Omit every picture while repeating the entries exactly.

--- START OF Listing ---

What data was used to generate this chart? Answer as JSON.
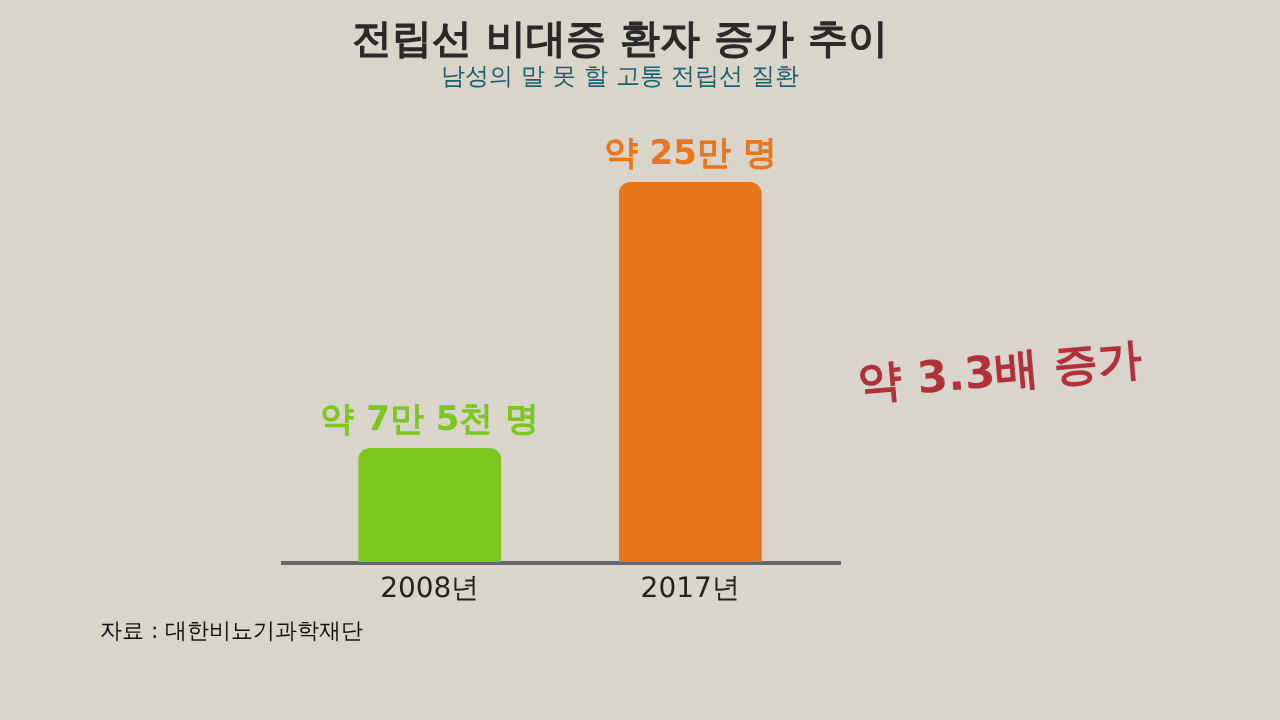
{
  "chart_data": {
    "type": "bar",
    "title": "전립선 비대증 환자 증가 추이",
    "subtitle": "남성의 말 못 할 고통 전립선 질환",
    "categories": [
      "2008년",
      "2017년"
    ],
    "values": [
      7.5,
      25
    ],
    "colors": [
      "#7cc61e",
      "#e8761c"
    ],
    "value_labels": [
      "약 7만 5천 명",
      "약 25만 명"
    ],
    "annotations": [
      "약 3.3배 증가",
      "자료 : 대한비뇨기과학재단"
    ]
  }
}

--- END OF Listing ---

Exercise output
What data was used to generate this chart? Answer as JSON.
{
  "chart_data": {
    "type": "bar",
    "title": "전립선 비대증 환자 증가 추이",
    "subtitle": "남성의 말 못 할 고통 전립선 질환",
    "categories": [
      "2008년",
      "2017년"
    ],
    "values": [
      7.5,
      25
    ],
    "colors": [
      "#7cc61e",
      "#e8761c"
    ],
    "value_labels": [
      "약 7만 5천 명",
      "약 25만 명"
    ],
    "annotations": [
      "약 3.3배 증가",
      "자료 : 대한비뇨기과학재단"
    ]
  }
}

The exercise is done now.